### [Goals]
(1) Reproduce the passage of the water heater forum thread from "I'm with Don" up to and including "a lower level.".
(2) In the water heater forum thread, what does oliquir give as the average life of a water heater in oliquir's city before it perforates?
(3) Carry on the water heater forum thread from the point at which it stops.

### [Supplied text]
I'm with Don on this issue, that's the first thing that jumped out at me. It cannot be ignored. If the breaker feeding the water heater is 30A, the wires to the transformer must be 30A rated and that transformer must be listed to be protected by a 30A OCPD, which is highly doubtful. In my opinion there must at the very least be a fuse in the circuit to protect it at a lower level.

J-box with a splitter block, through wires to the heater, tap off with 240V for the transformer to a fuse (or smaller CB). It would entail a much bigger box.


----------



## piperunner (Aug 22, 2009)

*Wow*

Well iam just a old electrician but what rust i know a water heater in my house has a glass tank .

My copper pipe is now pcvc so it doesnt rust but heres some advice make sure you hook up the anode the correct way or you will have a bubble bath with Hydrogen .

By the time my water heater rust out i can buy 200 of your transformers and maybe a water heater in a life time .

What a waste of watts .


----------



## oliquir (Jan 13, 2011)

in my city average life of water heater is about 7 years before they perforate , in other city it is over 30 years


----------



## piperunner (Aug 22, 2009)

oliquir said:


> in my city average life of water heater is about 7 years before they perforate , in other city it is over 30 years


Wonder why that is must be high minerals in the water if thats the case maybe a soft water filter thats what folks use in florida we have a high sulfur issue here. 
Maybe a ground issue 

Guess theres different problems in other parts of this world .


----------



## Southeast Power (Jan 18, 2009)

### [Supplied records]
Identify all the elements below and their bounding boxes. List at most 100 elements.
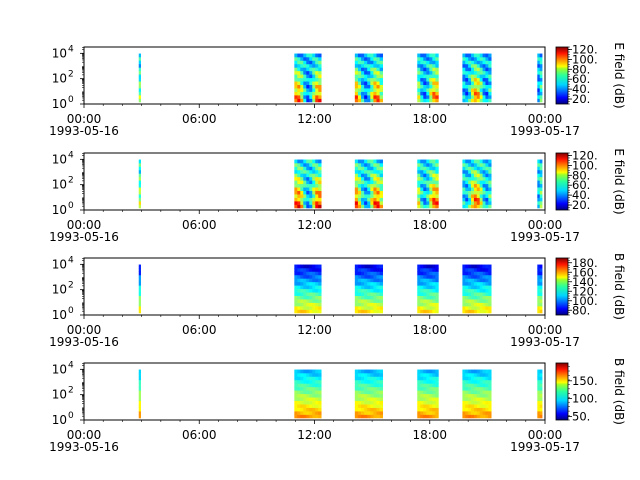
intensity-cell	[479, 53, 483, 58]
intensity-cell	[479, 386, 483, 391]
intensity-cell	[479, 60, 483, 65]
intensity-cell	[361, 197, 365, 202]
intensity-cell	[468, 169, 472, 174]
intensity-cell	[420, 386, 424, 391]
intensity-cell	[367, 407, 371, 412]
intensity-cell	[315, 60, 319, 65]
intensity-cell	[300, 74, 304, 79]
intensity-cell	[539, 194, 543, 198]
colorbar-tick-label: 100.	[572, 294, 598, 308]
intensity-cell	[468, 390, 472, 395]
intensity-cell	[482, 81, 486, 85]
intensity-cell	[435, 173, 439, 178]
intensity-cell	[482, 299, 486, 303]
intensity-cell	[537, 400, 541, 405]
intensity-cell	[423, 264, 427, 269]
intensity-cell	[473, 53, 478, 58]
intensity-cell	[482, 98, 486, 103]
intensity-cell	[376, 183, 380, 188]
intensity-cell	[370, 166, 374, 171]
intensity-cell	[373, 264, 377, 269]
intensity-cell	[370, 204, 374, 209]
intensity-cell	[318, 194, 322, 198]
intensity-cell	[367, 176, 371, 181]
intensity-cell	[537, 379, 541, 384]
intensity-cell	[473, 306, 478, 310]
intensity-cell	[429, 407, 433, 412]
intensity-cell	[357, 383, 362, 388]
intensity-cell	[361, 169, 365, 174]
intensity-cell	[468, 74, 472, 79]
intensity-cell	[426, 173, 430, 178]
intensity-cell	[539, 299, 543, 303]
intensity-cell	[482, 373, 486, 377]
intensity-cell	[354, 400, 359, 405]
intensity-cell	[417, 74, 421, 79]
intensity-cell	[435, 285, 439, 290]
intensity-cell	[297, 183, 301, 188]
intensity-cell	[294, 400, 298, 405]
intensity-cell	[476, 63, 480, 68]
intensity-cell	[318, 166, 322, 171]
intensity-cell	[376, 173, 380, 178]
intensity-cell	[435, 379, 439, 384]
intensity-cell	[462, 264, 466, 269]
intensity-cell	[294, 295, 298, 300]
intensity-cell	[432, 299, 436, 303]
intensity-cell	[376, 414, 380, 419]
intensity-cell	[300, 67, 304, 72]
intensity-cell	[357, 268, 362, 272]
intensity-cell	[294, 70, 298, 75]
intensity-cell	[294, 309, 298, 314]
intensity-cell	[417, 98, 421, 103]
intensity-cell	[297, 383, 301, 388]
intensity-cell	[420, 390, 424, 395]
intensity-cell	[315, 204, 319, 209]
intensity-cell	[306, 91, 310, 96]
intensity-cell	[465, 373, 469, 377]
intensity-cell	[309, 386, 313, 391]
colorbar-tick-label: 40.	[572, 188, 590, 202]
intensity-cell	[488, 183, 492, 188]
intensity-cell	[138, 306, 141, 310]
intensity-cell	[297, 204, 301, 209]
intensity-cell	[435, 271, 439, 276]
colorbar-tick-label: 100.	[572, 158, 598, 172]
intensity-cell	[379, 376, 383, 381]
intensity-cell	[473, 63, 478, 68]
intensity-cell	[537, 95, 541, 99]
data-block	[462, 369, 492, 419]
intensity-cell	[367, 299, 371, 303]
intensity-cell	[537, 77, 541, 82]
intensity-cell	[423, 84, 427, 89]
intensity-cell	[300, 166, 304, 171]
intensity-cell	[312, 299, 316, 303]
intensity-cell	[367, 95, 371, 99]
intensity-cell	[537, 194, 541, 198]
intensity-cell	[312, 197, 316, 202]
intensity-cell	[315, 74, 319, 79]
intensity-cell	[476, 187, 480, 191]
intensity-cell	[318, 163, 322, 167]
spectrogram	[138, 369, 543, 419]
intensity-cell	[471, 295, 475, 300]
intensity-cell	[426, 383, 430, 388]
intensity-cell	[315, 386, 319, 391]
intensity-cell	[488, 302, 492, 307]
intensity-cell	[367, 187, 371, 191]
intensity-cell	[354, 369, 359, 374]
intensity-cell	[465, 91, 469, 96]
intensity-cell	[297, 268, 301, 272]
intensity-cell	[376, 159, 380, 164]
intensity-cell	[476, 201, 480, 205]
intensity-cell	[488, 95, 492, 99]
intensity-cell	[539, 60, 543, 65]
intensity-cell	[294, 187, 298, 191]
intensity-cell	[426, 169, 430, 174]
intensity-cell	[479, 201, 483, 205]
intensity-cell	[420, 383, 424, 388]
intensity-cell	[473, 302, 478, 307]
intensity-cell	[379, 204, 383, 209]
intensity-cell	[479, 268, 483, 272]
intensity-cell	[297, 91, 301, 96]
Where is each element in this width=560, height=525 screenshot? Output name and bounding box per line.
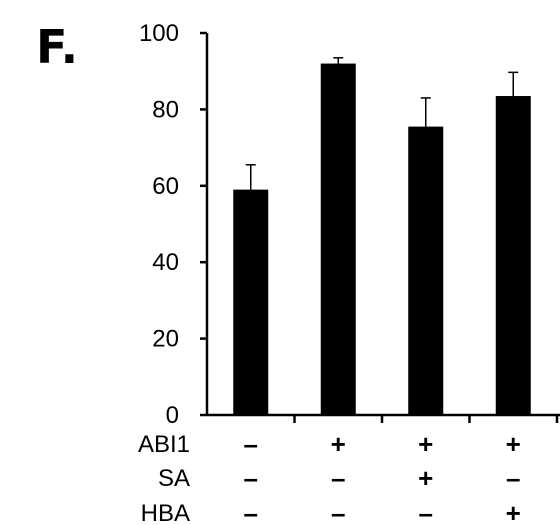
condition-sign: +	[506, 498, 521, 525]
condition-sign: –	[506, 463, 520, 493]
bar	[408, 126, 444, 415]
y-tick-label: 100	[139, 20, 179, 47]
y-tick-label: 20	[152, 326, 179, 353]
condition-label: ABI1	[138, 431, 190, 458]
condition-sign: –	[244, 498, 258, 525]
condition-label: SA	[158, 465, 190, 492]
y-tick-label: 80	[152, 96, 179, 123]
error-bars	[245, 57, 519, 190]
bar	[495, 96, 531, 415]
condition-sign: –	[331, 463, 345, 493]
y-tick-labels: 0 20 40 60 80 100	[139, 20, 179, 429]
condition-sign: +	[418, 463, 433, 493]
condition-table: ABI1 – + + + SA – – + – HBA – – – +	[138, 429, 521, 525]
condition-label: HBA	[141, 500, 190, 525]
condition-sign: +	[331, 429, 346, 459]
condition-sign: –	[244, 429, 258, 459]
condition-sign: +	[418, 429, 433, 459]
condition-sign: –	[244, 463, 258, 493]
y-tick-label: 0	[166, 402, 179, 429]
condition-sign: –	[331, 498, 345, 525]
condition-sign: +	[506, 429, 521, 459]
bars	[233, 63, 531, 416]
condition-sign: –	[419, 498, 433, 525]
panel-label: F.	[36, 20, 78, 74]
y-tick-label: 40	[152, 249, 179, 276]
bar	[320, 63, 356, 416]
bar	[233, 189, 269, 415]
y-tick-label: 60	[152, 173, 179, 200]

==

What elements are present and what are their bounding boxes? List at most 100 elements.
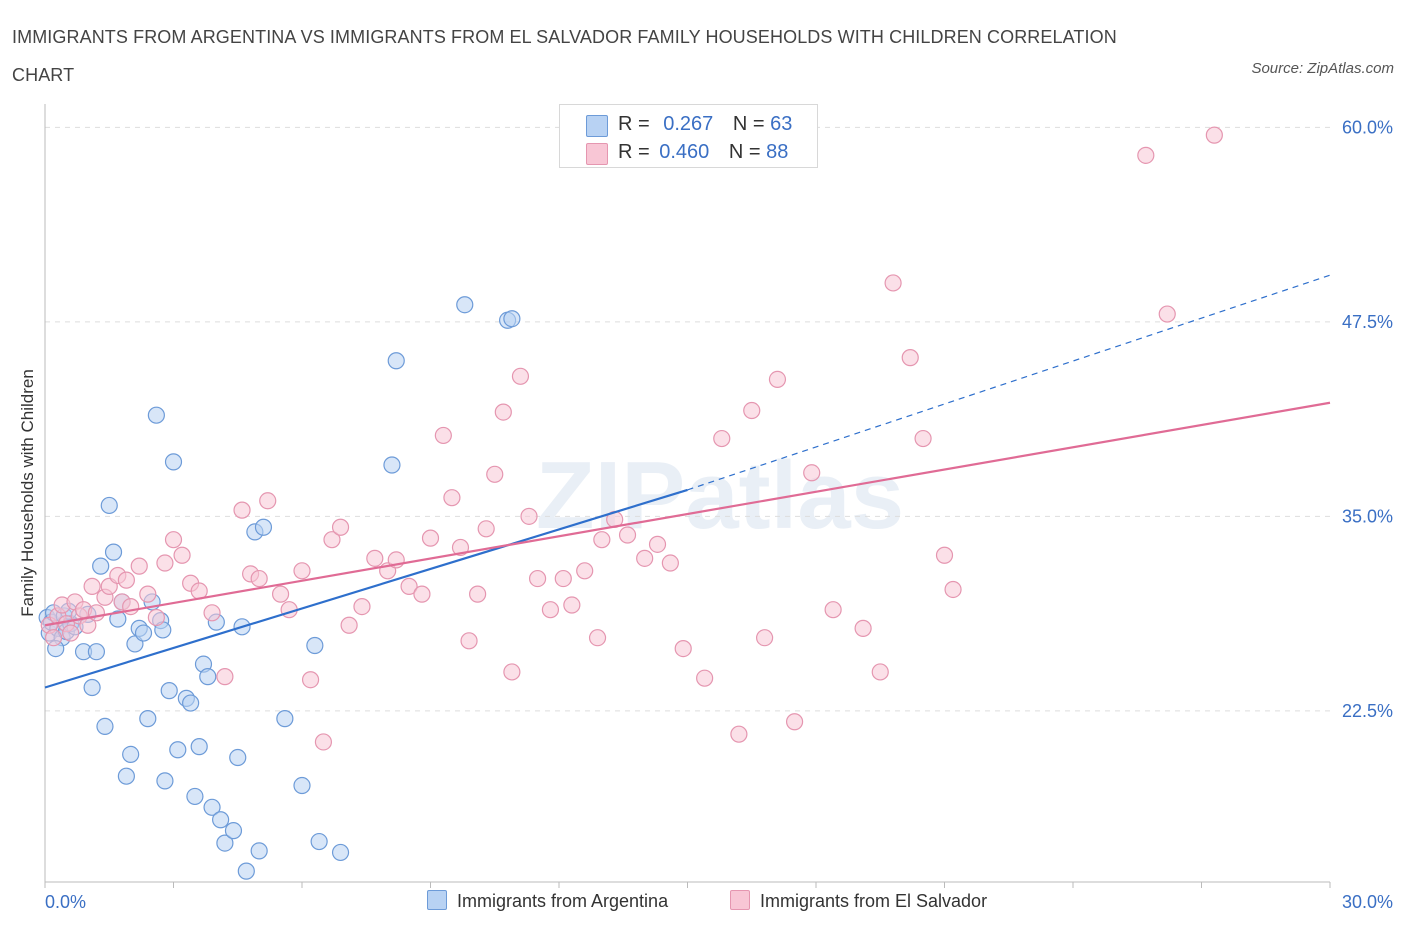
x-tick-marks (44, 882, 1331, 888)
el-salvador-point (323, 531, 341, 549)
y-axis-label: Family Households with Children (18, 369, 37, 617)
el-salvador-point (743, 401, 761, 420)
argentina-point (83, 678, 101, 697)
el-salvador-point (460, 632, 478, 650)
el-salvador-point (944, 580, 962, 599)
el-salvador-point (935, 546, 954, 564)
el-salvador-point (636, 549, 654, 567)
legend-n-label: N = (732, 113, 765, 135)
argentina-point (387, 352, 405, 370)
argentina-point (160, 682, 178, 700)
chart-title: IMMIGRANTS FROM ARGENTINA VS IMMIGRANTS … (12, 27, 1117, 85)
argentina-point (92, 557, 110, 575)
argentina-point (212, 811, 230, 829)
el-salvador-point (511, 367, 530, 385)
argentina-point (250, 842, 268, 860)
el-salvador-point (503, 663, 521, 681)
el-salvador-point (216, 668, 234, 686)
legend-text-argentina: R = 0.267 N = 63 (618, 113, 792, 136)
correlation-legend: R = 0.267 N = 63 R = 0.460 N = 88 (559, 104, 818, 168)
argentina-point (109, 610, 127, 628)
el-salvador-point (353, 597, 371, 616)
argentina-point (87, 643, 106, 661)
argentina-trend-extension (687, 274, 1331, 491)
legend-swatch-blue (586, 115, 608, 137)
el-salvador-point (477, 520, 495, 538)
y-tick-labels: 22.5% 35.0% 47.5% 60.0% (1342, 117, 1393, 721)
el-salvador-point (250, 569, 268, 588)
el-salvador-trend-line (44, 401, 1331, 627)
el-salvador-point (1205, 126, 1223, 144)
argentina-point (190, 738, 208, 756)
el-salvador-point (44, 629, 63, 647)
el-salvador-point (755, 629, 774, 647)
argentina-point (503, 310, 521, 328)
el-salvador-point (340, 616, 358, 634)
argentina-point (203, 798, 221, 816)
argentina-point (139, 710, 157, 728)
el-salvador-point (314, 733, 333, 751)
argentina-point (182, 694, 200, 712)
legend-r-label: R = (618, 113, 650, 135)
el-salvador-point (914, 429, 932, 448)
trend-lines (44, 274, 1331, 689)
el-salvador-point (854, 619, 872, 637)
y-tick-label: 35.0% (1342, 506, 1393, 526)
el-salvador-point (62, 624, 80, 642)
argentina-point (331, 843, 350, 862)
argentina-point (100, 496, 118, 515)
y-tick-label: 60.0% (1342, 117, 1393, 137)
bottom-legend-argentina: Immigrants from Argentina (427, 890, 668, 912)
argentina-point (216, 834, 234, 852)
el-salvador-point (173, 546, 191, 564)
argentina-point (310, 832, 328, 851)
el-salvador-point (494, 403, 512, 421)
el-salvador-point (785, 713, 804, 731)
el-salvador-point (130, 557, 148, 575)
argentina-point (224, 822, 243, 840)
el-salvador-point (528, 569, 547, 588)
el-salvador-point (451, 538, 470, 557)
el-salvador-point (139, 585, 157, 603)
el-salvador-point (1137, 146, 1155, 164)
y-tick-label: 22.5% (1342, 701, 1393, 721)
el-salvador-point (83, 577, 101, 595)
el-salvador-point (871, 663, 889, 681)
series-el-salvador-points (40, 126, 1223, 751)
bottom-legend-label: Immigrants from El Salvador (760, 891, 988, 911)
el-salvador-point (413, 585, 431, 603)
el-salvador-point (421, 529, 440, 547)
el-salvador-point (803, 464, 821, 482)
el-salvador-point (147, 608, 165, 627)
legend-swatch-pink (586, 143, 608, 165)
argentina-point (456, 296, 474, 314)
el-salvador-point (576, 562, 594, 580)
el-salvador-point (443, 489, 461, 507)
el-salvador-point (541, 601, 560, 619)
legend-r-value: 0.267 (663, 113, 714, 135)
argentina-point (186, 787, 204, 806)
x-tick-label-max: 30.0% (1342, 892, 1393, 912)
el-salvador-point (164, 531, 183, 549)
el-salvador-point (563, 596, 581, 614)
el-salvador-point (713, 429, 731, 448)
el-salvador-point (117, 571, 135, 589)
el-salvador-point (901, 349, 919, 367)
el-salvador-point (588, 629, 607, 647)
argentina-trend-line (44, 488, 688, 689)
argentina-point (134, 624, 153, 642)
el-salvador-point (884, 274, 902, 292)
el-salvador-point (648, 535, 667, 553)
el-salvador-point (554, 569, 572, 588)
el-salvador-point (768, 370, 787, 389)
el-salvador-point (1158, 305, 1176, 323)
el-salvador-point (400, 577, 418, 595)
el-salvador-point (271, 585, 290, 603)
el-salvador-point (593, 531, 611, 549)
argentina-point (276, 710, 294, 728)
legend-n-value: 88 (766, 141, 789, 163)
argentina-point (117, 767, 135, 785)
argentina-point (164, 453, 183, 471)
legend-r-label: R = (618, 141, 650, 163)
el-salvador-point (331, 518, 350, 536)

### [Expected answers]
(1)
I'm with Don on this issue, that's the first thing that jumped out at me. It cannot be ignored. If the breaker feeding the water heater is 30A, the wires to the transformer must be 30A rated and that transformer must be listed to be protected by a 30A OCPD, which is highly doubtful. In my opinion there must at the very least be a fuse in the circuit to protect it at a lower level.

(2) About 7 years.

(3)
oliquir said:


> Hi i have a particular projects that will be installed as the picture below. Supply is 240V 30A breaker for a water tank heater (no neutral avalable), nmd cable is 10/2 and the small 240V transformer at top (it is cULus and has internal fuses) has a sjtw 18/2 input wire rated at 10 amps.
> 
> I know the sjtw cable is not rated at 30 amp, but as i look in CEC it enters into exception list and it is just about 1m long and is able to withsand 1/3 of breaker capacity.
> 
> ...


I would say that if you did your homework as far as the installation exception is concerned and it is code compliant, why would you need to have an ITL approval for the installation?


----------



## Shockdoc (Mar 4, 2010)

The manufacturer should produce them mounted on a plate so they can be mounted directly to a box with no SJ cord, kind of like a honeywell 24v 40 va transformer.


----------



## oliquir (Jan 13, 2011)

finally since it would not pass CEC for rule 25-750-4, we will modify some water heater inside them and will apply for special csa inspection.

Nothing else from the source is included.